**What you are asked to do:**
Locate the lines that hold the string "Trend". Copy every such line.

**Data section:**
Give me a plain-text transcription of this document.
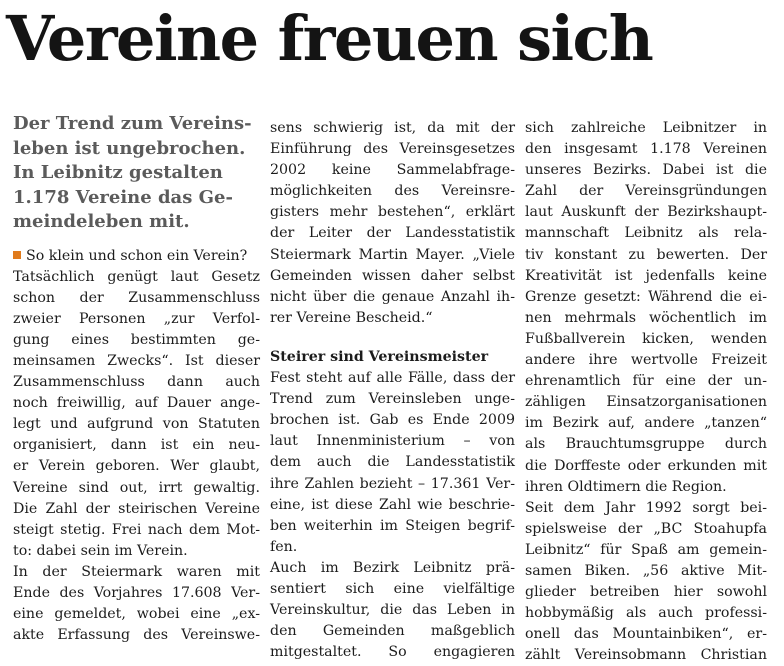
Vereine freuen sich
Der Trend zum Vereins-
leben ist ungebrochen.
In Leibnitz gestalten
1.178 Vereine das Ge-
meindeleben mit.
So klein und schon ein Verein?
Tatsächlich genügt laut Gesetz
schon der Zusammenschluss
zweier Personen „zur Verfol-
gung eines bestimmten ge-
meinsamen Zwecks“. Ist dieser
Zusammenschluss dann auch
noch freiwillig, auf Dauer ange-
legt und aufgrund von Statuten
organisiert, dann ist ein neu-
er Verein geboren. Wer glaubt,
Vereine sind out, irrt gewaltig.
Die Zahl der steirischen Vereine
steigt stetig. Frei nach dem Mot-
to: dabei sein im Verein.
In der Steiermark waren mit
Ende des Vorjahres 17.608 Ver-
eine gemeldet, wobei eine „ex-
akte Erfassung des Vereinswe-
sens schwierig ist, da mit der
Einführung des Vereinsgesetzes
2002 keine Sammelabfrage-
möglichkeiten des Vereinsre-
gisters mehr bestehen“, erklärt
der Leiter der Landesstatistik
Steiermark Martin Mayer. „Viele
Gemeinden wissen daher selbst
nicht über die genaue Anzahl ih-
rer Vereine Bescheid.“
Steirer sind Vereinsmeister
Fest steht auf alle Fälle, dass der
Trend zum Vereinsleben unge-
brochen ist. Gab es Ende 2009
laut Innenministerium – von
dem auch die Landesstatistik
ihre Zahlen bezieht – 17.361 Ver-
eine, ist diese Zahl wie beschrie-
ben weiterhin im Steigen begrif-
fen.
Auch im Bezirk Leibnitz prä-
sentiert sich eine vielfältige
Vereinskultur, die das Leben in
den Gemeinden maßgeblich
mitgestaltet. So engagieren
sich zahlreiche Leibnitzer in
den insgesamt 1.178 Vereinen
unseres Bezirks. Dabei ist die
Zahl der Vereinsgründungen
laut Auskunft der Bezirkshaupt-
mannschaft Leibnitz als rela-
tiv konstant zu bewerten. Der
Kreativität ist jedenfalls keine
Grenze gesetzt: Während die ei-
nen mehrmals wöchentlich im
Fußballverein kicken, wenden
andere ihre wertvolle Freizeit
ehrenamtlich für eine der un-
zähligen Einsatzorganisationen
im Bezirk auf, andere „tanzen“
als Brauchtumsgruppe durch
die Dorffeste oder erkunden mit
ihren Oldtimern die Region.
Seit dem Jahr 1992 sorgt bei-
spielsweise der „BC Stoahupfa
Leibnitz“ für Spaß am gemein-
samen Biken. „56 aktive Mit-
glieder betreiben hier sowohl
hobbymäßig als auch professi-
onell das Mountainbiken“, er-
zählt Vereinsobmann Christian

**Full response:**
Der Trend zum Vereins-
Trend zum Vereinsleben unge-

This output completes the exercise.